[Stored data]
_ _ _ _ _
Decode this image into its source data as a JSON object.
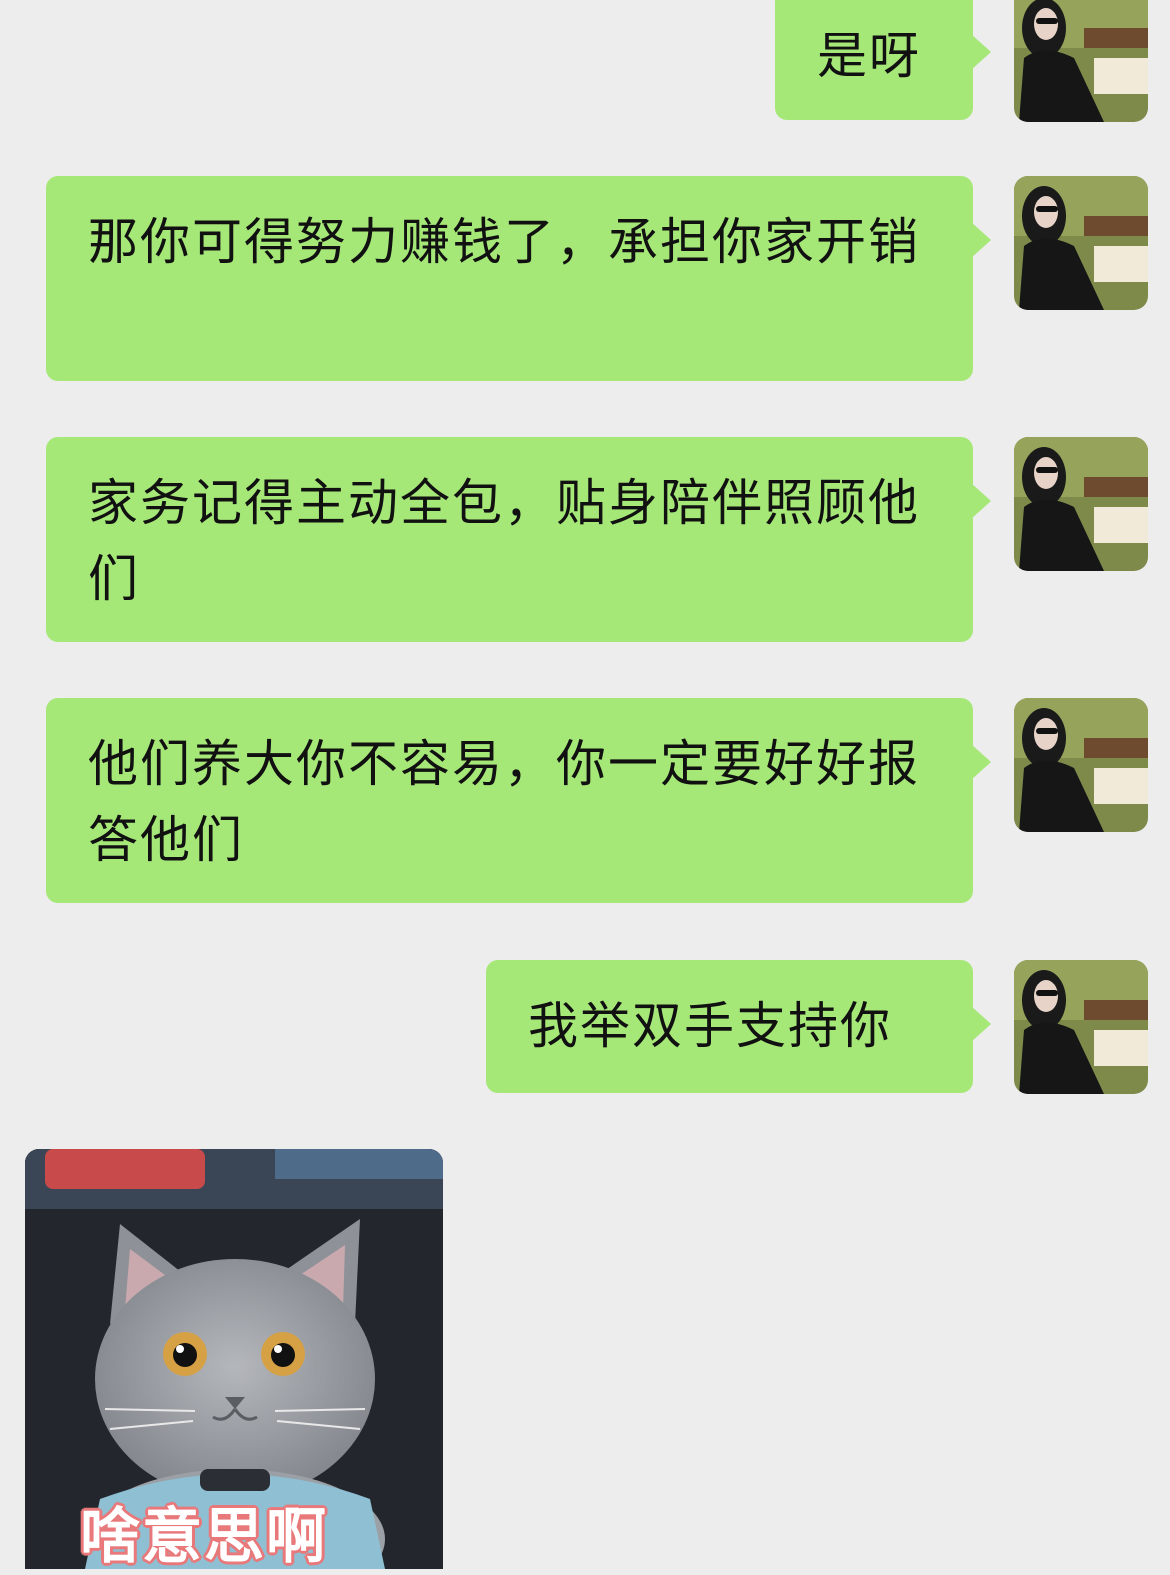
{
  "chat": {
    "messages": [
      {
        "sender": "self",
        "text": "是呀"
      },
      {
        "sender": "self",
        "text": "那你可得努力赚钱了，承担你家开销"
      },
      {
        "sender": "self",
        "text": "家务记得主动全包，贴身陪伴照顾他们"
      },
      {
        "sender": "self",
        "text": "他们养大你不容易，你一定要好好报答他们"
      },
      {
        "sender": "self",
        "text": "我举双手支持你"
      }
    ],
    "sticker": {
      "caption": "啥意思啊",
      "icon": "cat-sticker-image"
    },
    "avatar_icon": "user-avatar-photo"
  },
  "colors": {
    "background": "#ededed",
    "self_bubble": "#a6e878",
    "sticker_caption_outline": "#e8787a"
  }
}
_ _ _ _ _
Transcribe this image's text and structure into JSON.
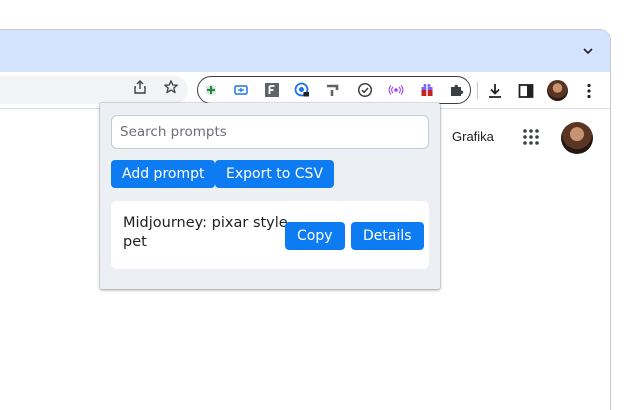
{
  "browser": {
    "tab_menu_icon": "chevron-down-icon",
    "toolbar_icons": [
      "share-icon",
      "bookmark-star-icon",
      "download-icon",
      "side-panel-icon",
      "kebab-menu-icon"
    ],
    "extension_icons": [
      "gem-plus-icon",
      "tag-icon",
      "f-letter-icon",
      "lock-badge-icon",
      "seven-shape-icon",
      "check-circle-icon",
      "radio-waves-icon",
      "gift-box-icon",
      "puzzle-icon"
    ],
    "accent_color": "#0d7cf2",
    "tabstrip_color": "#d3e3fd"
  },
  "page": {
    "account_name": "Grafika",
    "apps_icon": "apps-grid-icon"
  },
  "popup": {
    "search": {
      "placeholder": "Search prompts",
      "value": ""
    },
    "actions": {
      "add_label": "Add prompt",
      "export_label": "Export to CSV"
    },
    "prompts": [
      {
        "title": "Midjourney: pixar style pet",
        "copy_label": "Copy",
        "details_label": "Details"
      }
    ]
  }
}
_ _ _ _ _
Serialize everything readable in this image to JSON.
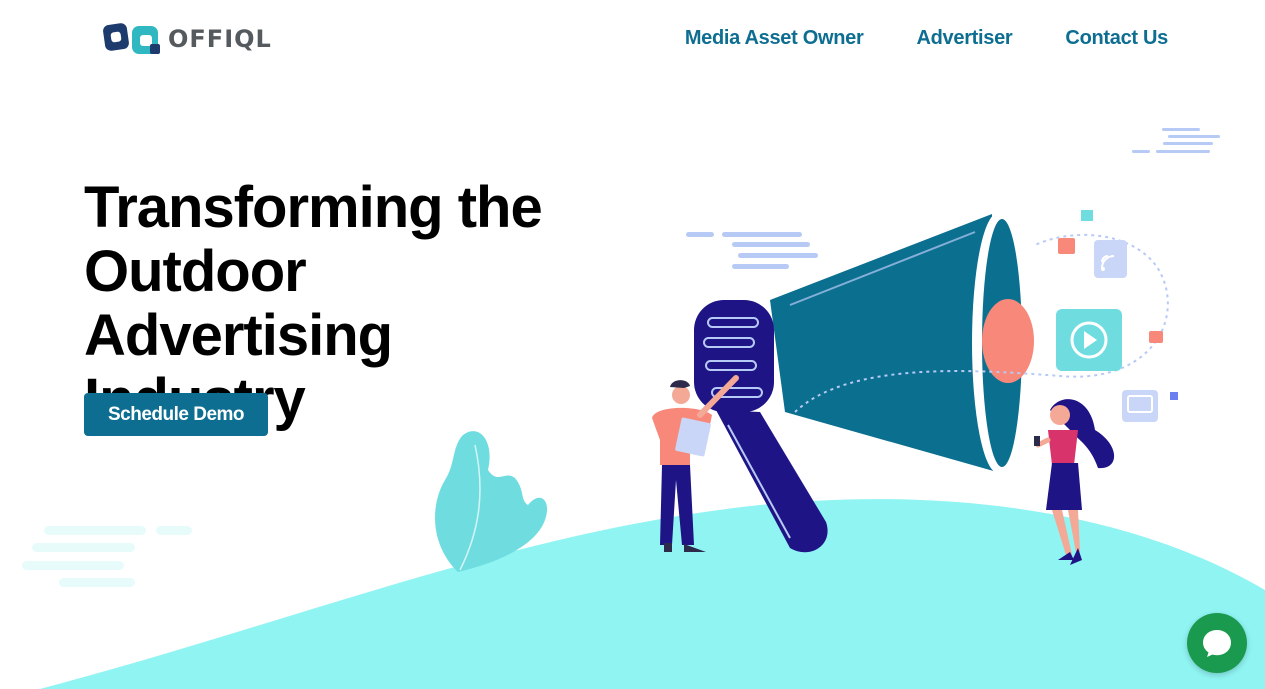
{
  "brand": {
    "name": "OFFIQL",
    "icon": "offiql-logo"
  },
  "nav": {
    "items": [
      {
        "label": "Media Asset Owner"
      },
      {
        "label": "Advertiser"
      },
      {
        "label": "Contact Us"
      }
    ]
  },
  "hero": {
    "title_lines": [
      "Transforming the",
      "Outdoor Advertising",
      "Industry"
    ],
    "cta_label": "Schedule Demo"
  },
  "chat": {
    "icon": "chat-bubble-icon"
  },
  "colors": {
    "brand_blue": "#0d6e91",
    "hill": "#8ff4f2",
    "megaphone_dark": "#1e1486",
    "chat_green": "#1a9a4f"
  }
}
_ _ _ _ _
## [Problem]
Identify the lines that hold the word "text". Copy every one of them.

## [Task output]
        "text": "是呀"
        "text": "那你可得努力赚钱了，承担你家开销"
        "text": "家务记得主动全包，贴身陪伴照顾他们"
        "text": "他们养大你不容易，你一定要好好报答他们"
        "text": "我举双手支持你"
Transcribe this image's text and structure into JSON.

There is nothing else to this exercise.